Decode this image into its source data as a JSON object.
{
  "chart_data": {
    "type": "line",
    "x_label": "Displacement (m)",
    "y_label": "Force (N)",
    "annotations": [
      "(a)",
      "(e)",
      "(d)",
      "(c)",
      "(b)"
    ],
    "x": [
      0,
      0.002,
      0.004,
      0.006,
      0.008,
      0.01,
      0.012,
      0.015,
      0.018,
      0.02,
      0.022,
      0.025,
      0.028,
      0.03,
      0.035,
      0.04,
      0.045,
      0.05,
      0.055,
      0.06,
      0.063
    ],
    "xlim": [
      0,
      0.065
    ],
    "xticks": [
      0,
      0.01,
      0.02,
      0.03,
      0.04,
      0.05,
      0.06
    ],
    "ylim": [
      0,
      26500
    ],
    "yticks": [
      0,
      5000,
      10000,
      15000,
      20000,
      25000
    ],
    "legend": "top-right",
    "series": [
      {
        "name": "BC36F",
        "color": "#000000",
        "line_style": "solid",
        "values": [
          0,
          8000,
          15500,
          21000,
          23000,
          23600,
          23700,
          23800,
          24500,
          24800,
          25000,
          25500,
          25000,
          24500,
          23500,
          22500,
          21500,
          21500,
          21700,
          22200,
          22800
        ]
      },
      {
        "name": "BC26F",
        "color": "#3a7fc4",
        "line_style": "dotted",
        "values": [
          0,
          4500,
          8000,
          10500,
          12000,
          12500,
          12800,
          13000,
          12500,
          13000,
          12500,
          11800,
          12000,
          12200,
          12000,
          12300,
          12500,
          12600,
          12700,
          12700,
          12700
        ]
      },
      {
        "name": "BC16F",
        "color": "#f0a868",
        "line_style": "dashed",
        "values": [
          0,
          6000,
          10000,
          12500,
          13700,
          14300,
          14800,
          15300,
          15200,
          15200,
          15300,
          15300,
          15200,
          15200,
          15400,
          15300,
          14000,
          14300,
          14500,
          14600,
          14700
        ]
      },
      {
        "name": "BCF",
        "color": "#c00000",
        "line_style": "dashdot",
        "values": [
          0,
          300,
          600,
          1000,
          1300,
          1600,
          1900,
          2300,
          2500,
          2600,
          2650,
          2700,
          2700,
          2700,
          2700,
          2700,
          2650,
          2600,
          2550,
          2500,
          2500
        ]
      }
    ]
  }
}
|---|
- YOUR TASK -
In the entries above, count every line containing the word "name". Write only the total.

- TASK ANSWER -
4